GIVEN REQUEST: Return, without any change, the stretch of the listing from its first line through the line containing "- price-point: [176, 288, 179, 291]".
>>>
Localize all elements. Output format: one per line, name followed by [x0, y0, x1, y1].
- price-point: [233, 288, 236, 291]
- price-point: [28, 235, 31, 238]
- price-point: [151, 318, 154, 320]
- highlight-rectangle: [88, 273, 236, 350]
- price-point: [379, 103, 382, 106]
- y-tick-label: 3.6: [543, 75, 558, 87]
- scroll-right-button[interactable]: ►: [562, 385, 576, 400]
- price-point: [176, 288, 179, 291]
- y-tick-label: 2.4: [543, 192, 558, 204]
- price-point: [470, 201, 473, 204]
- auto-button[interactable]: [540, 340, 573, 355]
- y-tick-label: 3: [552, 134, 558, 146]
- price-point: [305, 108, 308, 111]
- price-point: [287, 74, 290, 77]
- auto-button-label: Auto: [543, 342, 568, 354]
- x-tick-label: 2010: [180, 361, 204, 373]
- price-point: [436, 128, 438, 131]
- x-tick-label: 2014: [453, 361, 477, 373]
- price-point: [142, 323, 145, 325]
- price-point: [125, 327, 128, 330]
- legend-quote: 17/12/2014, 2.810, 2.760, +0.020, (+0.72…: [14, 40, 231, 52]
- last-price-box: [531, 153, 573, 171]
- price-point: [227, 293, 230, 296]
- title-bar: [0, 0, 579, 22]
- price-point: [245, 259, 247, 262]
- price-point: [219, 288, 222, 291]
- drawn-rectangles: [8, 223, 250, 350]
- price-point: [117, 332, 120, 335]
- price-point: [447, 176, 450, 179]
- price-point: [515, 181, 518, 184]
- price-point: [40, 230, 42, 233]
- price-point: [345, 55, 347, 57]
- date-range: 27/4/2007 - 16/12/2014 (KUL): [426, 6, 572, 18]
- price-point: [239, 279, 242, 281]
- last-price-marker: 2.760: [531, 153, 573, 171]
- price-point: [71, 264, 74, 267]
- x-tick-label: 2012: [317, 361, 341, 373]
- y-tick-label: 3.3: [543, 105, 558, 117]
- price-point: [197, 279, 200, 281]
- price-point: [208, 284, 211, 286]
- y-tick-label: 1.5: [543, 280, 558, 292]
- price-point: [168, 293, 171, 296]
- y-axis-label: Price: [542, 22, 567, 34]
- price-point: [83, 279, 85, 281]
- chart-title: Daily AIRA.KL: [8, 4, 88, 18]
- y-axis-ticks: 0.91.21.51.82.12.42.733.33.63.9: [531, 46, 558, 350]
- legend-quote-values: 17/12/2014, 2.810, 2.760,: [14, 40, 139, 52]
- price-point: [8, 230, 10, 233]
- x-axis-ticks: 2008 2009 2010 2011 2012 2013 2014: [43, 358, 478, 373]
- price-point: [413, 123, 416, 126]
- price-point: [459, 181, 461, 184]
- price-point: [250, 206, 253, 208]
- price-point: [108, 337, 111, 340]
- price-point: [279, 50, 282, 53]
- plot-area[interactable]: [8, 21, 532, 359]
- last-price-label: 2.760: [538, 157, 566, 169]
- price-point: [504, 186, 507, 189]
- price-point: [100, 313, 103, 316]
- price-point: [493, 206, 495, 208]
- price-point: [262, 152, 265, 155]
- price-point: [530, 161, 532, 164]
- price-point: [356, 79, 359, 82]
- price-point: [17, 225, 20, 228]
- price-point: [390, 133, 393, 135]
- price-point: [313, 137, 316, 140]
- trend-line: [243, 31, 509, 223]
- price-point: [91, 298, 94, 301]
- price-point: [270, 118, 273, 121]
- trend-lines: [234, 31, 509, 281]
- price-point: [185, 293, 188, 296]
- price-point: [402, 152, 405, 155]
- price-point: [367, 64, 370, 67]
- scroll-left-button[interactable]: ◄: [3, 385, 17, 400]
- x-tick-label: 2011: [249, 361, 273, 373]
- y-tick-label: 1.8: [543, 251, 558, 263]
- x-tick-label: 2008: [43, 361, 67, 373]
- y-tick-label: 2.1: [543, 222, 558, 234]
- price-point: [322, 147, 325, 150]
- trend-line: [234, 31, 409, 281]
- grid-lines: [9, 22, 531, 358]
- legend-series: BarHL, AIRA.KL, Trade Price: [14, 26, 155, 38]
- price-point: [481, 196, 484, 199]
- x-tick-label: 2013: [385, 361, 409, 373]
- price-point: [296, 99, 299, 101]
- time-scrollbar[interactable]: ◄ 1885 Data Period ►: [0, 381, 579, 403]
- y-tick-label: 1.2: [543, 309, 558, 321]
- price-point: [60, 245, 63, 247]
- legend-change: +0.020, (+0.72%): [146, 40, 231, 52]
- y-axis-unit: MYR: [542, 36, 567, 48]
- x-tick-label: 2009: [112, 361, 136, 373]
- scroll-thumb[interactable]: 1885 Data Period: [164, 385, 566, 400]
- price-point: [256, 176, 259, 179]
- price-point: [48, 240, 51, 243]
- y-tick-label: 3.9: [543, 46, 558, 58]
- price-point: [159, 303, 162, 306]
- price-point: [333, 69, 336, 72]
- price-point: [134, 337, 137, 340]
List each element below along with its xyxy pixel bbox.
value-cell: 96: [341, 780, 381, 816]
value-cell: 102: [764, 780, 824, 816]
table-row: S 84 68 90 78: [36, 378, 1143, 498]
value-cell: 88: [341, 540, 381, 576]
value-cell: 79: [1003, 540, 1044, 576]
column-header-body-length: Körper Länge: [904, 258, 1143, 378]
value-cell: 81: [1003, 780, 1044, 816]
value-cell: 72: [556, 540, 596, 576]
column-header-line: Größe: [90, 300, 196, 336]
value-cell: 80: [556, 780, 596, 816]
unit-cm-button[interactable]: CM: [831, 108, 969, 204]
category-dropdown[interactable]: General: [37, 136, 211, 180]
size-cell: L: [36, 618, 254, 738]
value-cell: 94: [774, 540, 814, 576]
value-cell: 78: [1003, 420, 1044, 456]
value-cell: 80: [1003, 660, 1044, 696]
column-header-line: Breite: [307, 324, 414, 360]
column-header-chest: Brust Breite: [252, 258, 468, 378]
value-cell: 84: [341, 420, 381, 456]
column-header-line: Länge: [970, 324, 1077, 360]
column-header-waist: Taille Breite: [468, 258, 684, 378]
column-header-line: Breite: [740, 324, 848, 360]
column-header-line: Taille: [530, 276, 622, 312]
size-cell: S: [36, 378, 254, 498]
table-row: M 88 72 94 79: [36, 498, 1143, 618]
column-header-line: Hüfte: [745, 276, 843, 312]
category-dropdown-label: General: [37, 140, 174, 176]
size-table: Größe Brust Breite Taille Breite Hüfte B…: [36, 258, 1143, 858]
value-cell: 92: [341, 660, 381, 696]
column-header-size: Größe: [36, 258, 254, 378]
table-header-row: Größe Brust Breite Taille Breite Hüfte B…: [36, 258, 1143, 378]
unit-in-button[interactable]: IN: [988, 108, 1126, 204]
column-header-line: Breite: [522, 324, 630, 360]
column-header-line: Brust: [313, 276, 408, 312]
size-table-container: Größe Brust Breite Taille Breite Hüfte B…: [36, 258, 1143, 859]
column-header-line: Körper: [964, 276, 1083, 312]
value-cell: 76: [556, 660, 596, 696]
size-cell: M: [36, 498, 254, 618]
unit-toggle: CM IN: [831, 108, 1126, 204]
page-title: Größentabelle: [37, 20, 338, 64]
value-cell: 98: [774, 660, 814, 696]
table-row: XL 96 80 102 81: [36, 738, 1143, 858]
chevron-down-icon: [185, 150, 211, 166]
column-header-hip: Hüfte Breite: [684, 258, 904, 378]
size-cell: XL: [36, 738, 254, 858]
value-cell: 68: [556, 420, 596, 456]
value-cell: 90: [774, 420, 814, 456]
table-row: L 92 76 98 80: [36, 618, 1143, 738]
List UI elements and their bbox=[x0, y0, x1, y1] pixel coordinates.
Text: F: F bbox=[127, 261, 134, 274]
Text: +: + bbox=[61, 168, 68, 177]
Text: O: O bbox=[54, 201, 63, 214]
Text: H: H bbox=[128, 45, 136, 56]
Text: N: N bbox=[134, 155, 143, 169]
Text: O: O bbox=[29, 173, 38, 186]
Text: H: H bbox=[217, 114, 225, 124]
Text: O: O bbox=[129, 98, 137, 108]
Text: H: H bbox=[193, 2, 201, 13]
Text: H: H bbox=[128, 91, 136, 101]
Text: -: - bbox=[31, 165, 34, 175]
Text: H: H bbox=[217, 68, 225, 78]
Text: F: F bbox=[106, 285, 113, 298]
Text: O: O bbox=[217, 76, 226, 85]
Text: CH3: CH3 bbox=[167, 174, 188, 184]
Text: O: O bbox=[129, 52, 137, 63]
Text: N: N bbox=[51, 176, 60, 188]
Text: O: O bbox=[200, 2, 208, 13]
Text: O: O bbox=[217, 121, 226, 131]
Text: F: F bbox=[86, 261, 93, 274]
<<<
EXERCISE RESULT:
Localize all elements. Output format: one per line, name followed by [x0, y0, x1, y1].
- price-point: [233, 288, 236, 291]
- price-point: [28, 235, 31, 238]
- price-point: [151, 318, 154, 320]
- highlight-rectangle: [88, 273, 236, 350]
- price-point: [379, 103, 382, 106]
- y-tick-label: 3.6: [543, 75, 558, 87]
- scroll-right-button[interactable]: ►: [562, 385, 576, 400]
- price-point: [176, 288, 179, 291]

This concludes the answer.